======== DATA SECTION

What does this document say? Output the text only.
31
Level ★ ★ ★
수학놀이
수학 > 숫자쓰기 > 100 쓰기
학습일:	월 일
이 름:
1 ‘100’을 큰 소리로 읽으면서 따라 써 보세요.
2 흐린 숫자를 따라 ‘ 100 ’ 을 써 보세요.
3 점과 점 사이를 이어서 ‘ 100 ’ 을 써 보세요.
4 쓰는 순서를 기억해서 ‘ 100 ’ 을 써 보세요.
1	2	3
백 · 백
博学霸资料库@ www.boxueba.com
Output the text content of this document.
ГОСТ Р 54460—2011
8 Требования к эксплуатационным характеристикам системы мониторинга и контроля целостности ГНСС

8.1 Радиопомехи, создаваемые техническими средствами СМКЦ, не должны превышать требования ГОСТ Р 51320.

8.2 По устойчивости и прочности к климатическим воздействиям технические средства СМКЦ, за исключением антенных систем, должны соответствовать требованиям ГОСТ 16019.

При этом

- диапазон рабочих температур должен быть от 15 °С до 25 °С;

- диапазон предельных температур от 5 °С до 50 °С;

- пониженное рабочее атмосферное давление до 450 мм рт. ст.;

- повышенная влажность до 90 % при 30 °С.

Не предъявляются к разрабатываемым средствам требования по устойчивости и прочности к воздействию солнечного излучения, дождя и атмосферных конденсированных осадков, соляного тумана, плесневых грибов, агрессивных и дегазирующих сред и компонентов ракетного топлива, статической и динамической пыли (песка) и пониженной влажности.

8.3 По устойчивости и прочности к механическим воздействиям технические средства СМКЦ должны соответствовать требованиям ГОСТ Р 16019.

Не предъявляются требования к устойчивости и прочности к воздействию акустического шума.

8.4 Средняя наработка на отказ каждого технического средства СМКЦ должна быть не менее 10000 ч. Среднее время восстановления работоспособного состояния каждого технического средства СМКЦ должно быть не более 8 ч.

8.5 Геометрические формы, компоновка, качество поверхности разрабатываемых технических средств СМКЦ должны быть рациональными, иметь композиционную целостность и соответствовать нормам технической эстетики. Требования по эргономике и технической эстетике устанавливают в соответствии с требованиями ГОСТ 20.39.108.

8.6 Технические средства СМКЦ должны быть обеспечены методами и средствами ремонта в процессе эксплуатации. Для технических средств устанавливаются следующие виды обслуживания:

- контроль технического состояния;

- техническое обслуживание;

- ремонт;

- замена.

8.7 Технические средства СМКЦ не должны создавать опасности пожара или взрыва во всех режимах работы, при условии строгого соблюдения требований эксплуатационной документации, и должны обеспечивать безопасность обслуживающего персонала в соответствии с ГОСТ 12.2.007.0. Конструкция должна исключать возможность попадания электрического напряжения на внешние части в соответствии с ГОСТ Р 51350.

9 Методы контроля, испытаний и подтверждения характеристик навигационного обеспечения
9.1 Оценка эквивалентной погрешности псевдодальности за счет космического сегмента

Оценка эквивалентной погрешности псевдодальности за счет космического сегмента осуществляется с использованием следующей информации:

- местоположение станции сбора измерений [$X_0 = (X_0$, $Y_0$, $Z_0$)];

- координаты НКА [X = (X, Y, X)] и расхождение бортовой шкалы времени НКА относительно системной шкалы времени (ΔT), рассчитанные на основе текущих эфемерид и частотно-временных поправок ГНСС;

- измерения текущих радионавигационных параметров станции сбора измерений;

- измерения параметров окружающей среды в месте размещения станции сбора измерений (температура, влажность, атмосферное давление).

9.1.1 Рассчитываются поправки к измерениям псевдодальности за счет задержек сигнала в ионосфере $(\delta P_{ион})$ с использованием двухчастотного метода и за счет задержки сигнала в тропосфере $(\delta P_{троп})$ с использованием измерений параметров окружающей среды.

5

================

WRITTEN TASK.
Your answer should be a single number: the count of lines in the data that include the word "погрешности".

TASK OUTPUT.
2